Directions =
In your copy, reproduce the entries exactly as they are, minus the images.

··· Material provided ···

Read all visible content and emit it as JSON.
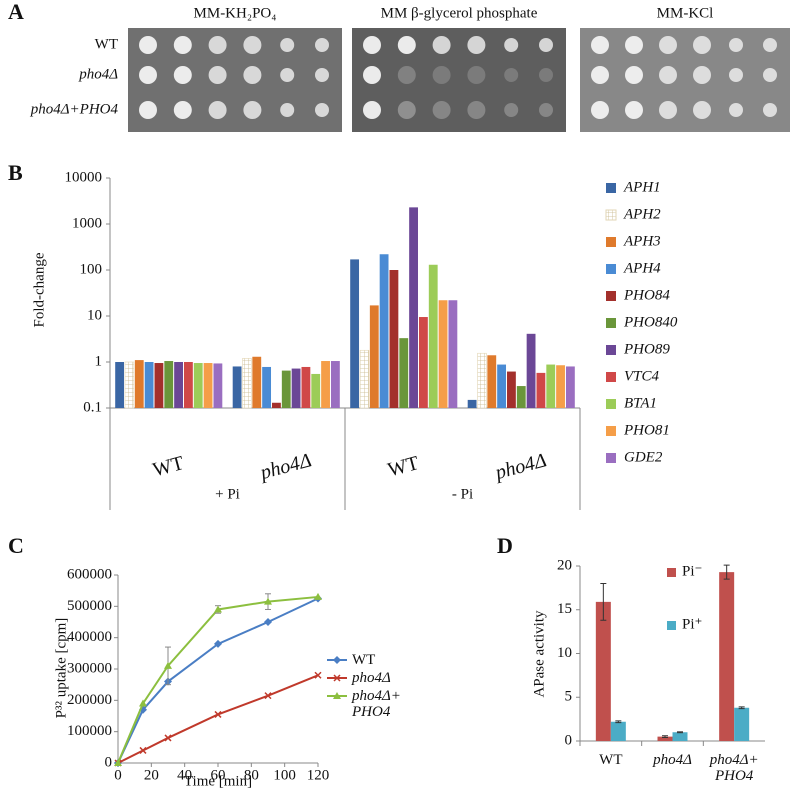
{
  "panel_a": {
    "label": "A",
    "plates": [
      "MM-KH₂PO₄",
      "MM β-glycerol phosphate",
      "MM-KCl"
    ],
    "strains": [
      "WT",
      "pho4Δ",
      "pho4Δ+PHO4"
    ]
  },
  "chart_data": [
    {
      "type": "bar",
      "panel_label": "B",
      "ylabel": "Fold-change",
      "log_scale": true,
      "ylim": [
        0.1,
        10000
      ],
      "yticks": [
        0.1,
        1,
        10,
        100,
        1000,
        10000
      ],
      "categories": [
        "WT",
        "pho4Δ",
        "WT",
        "pho4Δ"
      ],
      "category_groups": [
        "+ Pi",
        "- Pi"
      ],
      "series": [
        {
          "name": "APH1",
          "color": "#3a66a4",
          "values": [
            1.0,
            0.8,
            170,
            0.15
          ]
        },
        {
          "name": "APH2",
          "color": "#e2d6b4",
          "pattern": "grid",
          "values": [
            1.0,
            1.2,
            1.8,
            1.55
          ]
        },
        {
          "name": "APH3",
          "color": "#df7a2c",
          "values": [
            1.1,
            1.3,
            17,
            1.4
          ]
        },
        {
          "name": "APH4",
          "color": "#4a8bd4",
          "values": [
            1.0,
            0.78,
            220,
            0.88
          ]
        },
        {
          "name": "PHO84",
          "color": "#a3302c",
          "values": [
            0.95,
            0.13,
            100,
            0.62
          ]
        },
        {
          "name": "PHO840",
          "color": "#6a963a",
          "values": [
            1.05,
            0.65,
            3.3,
            0.3
          ]
        },
        {
          "name": "PHO89",
          "color": "#6b4796",
          "values": [
            1.0,
            0.72,
            2300,
            4.1
          ]
        },
        {
          "name": "VTC4",
          "color": "#d04848",
          "values": [
            1.0,
            0.78,
            9.5,
            0.58
          ]
        },
        {
          "name": "BTA1",
          "color": "#9ccc58",
          "values": [
            0.95,
            0.55,
            130,
            0.88
          ]
        },
        {
          "name": "PHO81",
          "color": "#f59e48",
          "values": [
            0.95,
            1.05,
            22,
            0.85
          ]
        },
        {
          "name": "GDE2",
          "color": "#9a6ec0",
          "values": [
            0.93,
            1.05,
            22,
            0.8
          ]
        }
      ]
    },
    {
      "type": "line",
      "panel_label": "C",
      "ylabel": "P³² uptake [cpm]",
      "xlabel": "Time [min]",
      "x": [
        0,
        15,
        30,
        60,
        90,
        120
      ],
      "xlim": [
        0,
        120
      ],
      "xticks": [
        0,
        20,
        40,
        60,
        80,
        100,
        120
      ],
      "ylim": [
        0,
        600000
      ],
      "yticks": [
        0,
        100000,
        200000,
        300000,
        400000,
        500000,
        600000
      ],
      "series": [
        {
          "name": "WT",
          "color": "#4a7ec4",
          "marker": "diamond",
          "values": [
            0,
            170000,
            260000,
            380000,
            450000,
            525000
          ]
        },
        {
          "name": "pho4Δ",
          "color": "#c0392b",
          "marker": "x",
          "values": [
            0,
            40000,
            80000,
            155000,
            215000,
            280000
          ]
        },
        {
          "name": "pho4Δ+ PHO4",
          "color": "#8cbf3f",
          "marker": "triangle",
          "values": [
            0,
            190000,
            310000,
            490000,
            515000,
            530000
          ],
          "errors": [
            null,
            null,
            60000,
            12000,
            25000,
            null
          ]
        }
      ]
    },
    {
      "type": "bar",
      "panel_label": "D",
      "ylabel": "APase activity",
      "ylim": [
        0,
        20
      ],
      "yticks": [
        0,
        5,
        10,
        15,
        20
      ],
      "categories": [
        "WT",
        "pho4Δ",
        "pho4Δ+ PHO4"
      ],
      "series": [
        {
          "name": "Pi⁻",
          "color": "#c0504d",
          "values": [
            15.9,
            0.5,
            19.3
          ],
          "errors": [
            2.1,
            0.1,
            0.8
          ]
        },
        {
          "name": "Pi⁺",
          "color": "#4bacc6",
          "values": [
            2.2,
            1.0,
            3.8
          ],
          "errors": [
            0.1,
            0.05,
            0.1
          ]
        }
      ]
    }
  ]
}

···

Task response =
Read all visible content and emit it as JSON.
{
  "panel_a": {
    "label": "A",
    "plates": [
      "MM-KH₂PO₄",
      "MM β-glycerol phosphate",
      "MM-KCl"
    ],
    "strains": [
      "WT",
      "pho4Δ",
      "pho4Δ+PHO4"
    ]
  },
  "chart_data": [
    {
      "type": "bar",
      "panel_label": "B",
      "ylabel": "Fold-change",
      "log_scale": true,
      "ylim": [
        0.1,
        10000
      ],
      "yticks": [
        0.1,
        1,
        10,
        100,
        1000,
        10000
      ],
      "categories": [
        "WT",
        "pho4Δ",
        "WT",
        "pho4Δ"
      ],
      "category_groups": [
        "+ Pi",
        "- Pi"
      ],
      "series": [
        {
          "name": "APH1",
          "color": "#3a66a4",
          "values": [
            1.0,
            0.8,
            170,
            0.15
          ]
        },
        {
          "name": "APH2",
          "color": "#e2d6b4",
          "pattern": "grid",
          "values": [
            1.0,
            1.2,
            1.8,
            1.55
          ]
        },
        {
          "name": "APH3",
          "color": "#df7a2c",
          "values": [
            1.1,
            1.3,
            17,
            1.4
          ]
        },
        {
          "name": "APH4",
          "color": "#4a8bd4",
          "values": [
            1.0,
            0.78,
            220,
            0.88
          ]
        },
        {
          "name": "PHO84",
          "color": "#a3302c",
          "values": [
            0.95,
            0.13,
            100,
            0.62
          ]
        },
        {
          "name": "PHO840",
          "color": "#6a963a",
          "values": [
            1.05,
            0.65,
            3.3,
            0.3
          ]
        },
        {
          "name": "PHO89",
          "color": "#6b4796",
          "values": [
            1.0,
            0.72,
            2300,
            4.1
          ]
        },
        {
          "name": "VTC4",
          "color": "#d04848",
          "values": [
            1.0,
            0.78,
            9.5,
            0.58
          ]
        },
        {
          "name": "BTA1",
          "color": "#9ccc58",
          "values": [
            0.95,
            0.55,
            130,
            0.88
          ]
        },
        {
          "name": "PHO81",
          "color": "#f59e48",
          "values": [
            0.95,
            1.05,
            22,
            0.85
          ]
        },
        {
          "name": "GDE2",
          "color": "#9a6ec0",
          "values": [
            0.93,
            1.05,
            22,
            0.8
          ]
        }
      ]
    },
    {
      "type": "line",
      "panel_label": "C",
      "ylabel": "P³² uptake [cpm]",
      "xlabel": "Time [min]",
      "x": [
        0,
        15,
        30,
        60,
        90,
        120
      ],
      "xlim": [
        0,
        120
      ],
      "xticks": [
        0,
        20,
        40,
        60,
        80,
        100,
        120
      ],
      "ylim": [
        0,
        600000
      ],
      "yticks": [
        0,
        100000,
        200000,
        300000,
        400000,
        500000,
        600000
      ],
      "series": [
        {
          "name": "WT",
          "color": "#4a7ec4",
          "marker": "diamond",
          "values": [
            0,
            170000,
            260000,
            380000,
            450000,
            525000
          ]
        },
        {
          "name": "pho4Δ",
          "color": "#c0392b",
          "marker": "x",
          "values": [
            0,
            40000,
            80000,
            155000,
            215000,
            280000
          ]
        },
        {
          "name": "pho4Δ+ PHO4",
          "color": "#8cbf3f",
          "marker": "triangle",
          "values": [
            0,
            190000,
            310000,
            490000,
            515000,
            530000
          ],
          "errors": [
            null,
            null,
            60000,
            12000,
            25000,
            null
          ]
        }
      ]
    },
    {
      "type": "bar",
      "panel_label": "D",
      "ylabel": "APase activity",
      "ylim": [
        0,
        20
      ],
      "yticks": [
        0,
        5,
        10,
        15,
        20
      ],
      "categories": [
        "WT",
        "pho4Δ",
        "pho4Δ+ PHO4"
      ],
      "series": [
        {
          "name": "Pi⁻",
          "color": "#c0504d",
          "values": [
            15.9,
            0.5,
            19.3
          ],
          "errors": [
            2.1,
            0.1,
            0.8
          ]
        },
        {
          "name": "Pi⁺",
          "color": "#4bacc6",
          "values": [
            2.2,
            1.0,
            3.8
          ],
          "errors": [
            0.1,
            0.05,
            0.1
          ]
        }
      ]
    }
  ]
}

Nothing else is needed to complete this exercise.